Written request
Lift out all lines below that contain "量学LWV主图".

(Figure collection entries)
___

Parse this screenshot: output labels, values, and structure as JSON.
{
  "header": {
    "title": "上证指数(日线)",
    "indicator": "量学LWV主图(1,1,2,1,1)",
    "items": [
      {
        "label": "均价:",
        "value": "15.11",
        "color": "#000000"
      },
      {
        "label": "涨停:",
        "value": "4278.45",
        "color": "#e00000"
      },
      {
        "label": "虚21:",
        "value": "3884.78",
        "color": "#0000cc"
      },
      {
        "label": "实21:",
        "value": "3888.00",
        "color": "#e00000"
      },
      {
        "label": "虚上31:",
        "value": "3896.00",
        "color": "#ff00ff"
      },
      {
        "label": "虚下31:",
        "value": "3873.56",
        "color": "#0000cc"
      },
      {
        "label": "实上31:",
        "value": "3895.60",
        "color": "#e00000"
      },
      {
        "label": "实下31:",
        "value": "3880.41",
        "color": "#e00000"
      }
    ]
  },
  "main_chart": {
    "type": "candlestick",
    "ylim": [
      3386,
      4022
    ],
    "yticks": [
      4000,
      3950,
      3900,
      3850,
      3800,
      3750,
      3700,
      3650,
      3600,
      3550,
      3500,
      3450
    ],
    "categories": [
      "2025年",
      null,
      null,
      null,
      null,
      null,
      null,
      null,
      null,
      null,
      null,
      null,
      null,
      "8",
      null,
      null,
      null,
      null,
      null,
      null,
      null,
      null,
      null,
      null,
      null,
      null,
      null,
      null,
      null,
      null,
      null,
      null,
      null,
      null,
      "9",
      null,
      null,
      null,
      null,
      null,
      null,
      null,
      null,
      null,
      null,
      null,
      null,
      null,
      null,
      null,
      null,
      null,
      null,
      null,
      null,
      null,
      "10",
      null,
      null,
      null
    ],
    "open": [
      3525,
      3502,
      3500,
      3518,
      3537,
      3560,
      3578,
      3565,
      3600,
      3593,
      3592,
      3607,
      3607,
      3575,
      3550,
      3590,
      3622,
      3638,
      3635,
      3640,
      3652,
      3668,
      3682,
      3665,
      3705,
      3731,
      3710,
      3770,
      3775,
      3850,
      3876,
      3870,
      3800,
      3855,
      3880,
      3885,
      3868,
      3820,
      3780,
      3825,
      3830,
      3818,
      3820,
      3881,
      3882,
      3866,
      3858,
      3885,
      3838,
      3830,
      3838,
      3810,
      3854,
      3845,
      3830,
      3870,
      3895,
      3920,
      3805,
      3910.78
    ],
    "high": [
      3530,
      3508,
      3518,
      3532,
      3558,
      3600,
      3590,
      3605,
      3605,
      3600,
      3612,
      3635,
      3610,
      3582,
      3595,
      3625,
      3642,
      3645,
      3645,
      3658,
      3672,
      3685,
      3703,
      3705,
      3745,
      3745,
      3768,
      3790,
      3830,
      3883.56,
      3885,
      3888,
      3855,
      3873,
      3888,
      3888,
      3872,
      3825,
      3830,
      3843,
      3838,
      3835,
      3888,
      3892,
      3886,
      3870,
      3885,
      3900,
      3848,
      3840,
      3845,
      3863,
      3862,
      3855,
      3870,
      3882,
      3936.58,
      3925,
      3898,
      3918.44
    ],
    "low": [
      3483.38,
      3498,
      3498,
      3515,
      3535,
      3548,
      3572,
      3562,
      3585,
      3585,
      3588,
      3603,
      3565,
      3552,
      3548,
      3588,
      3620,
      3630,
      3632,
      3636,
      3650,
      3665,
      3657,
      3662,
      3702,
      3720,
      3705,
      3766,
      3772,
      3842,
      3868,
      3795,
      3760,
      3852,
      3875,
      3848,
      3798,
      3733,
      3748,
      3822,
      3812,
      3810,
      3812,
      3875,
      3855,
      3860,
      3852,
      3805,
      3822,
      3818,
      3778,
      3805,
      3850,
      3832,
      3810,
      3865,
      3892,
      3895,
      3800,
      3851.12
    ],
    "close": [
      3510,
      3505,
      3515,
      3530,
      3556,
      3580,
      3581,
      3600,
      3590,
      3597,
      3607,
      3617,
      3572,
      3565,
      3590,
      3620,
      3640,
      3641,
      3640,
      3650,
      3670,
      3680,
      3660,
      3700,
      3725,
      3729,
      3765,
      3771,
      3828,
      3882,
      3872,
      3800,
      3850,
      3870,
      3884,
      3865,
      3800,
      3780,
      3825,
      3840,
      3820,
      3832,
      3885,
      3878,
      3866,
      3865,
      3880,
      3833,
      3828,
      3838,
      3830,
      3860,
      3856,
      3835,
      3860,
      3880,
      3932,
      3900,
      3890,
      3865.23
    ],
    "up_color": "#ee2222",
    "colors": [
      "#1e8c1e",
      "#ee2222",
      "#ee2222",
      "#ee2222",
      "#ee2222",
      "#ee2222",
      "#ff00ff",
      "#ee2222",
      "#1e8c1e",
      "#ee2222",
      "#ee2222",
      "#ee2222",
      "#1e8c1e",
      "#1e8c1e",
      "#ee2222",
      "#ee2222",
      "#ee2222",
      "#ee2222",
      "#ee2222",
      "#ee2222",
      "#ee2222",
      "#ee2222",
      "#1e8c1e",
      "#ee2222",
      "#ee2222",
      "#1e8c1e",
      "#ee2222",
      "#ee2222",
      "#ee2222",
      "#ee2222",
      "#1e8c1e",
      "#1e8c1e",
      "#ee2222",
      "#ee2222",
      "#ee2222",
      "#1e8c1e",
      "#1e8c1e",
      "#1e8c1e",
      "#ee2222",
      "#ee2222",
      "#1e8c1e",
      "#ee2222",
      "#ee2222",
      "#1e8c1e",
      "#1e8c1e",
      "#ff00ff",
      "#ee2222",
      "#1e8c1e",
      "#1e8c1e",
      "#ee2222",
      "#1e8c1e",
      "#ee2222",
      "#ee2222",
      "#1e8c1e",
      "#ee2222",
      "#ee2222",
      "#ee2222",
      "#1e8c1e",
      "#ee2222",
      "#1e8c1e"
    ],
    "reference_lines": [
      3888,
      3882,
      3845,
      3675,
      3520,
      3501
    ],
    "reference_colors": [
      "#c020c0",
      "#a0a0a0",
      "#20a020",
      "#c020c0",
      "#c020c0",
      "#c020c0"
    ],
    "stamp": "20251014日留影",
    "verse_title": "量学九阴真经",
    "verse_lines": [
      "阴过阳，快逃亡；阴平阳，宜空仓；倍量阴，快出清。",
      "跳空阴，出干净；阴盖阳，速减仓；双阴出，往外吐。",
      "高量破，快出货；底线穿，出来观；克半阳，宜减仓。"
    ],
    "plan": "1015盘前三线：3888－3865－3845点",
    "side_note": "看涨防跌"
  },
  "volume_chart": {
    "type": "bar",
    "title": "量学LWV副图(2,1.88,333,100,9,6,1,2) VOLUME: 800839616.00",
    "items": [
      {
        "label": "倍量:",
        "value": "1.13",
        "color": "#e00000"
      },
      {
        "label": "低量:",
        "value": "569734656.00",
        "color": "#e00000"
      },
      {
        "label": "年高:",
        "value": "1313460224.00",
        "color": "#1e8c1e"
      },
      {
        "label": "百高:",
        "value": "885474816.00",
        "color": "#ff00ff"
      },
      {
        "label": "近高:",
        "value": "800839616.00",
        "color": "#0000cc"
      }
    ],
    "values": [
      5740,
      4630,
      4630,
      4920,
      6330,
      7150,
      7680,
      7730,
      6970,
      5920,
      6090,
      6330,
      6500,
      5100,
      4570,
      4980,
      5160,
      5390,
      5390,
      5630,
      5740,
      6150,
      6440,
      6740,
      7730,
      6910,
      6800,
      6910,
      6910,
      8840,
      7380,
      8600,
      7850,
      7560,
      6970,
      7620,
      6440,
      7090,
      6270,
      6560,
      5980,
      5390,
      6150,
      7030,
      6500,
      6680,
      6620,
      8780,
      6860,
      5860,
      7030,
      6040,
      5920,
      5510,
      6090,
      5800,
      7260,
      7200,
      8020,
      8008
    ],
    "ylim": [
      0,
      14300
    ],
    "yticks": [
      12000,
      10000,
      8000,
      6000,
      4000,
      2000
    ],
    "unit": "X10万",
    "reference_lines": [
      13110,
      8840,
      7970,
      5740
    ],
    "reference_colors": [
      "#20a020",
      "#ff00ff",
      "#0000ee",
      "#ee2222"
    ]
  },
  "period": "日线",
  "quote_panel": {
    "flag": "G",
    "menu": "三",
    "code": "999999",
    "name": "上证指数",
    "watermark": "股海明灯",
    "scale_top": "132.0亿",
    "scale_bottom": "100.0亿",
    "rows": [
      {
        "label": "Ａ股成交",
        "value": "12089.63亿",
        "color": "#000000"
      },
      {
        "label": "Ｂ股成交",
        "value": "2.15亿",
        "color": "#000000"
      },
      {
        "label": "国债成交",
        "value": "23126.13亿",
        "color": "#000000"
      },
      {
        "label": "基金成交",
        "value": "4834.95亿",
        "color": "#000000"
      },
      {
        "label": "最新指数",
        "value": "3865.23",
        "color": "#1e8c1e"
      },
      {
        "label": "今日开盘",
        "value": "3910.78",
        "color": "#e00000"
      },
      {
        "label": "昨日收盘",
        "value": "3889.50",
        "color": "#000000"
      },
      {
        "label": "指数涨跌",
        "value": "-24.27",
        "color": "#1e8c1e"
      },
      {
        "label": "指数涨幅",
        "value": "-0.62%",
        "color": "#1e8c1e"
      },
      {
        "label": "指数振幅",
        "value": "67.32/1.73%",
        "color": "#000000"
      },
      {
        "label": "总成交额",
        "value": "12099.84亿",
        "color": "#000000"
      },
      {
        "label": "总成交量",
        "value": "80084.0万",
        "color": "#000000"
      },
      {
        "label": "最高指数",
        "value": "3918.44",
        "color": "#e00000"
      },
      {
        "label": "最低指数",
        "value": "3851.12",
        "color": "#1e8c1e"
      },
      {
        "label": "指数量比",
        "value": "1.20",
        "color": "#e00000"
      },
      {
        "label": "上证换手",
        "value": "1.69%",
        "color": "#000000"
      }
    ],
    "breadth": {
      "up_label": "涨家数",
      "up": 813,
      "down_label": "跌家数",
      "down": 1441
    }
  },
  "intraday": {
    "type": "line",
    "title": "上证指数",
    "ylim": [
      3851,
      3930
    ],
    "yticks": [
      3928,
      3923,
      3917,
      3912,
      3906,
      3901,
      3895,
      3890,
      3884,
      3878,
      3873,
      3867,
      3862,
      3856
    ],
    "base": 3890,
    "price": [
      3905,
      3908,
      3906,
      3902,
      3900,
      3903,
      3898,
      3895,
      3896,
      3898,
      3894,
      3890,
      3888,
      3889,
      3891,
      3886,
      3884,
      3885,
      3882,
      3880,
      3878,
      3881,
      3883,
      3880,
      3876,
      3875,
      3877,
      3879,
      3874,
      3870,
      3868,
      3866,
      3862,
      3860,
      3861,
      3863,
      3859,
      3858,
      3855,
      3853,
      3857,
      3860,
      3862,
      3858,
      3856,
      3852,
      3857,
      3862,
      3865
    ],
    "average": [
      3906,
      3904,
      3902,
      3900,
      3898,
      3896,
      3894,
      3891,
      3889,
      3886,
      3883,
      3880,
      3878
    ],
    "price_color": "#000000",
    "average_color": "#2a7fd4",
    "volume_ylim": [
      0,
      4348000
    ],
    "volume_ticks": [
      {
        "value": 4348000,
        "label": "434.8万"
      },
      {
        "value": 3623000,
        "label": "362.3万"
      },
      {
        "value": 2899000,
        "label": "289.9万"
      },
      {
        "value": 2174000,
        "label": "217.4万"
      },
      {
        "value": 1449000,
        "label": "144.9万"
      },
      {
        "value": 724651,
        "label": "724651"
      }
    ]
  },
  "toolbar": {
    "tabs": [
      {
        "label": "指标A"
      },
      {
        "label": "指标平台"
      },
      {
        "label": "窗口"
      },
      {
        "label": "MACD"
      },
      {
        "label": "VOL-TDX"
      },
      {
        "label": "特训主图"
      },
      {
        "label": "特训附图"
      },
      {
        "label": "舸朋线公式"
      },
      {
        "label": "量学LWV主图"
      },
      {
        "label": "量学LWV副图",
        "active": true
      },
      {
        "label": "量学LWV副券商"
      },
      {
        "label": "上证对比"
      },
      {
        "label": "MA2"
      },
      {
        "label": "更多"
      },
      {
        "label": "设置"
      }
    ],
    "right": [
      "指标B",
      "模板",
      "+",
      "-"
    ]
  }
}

___

Result
    "indicator": "量学LWV主图(1,1,2,1,1)",
        "label": "量学LWV主图"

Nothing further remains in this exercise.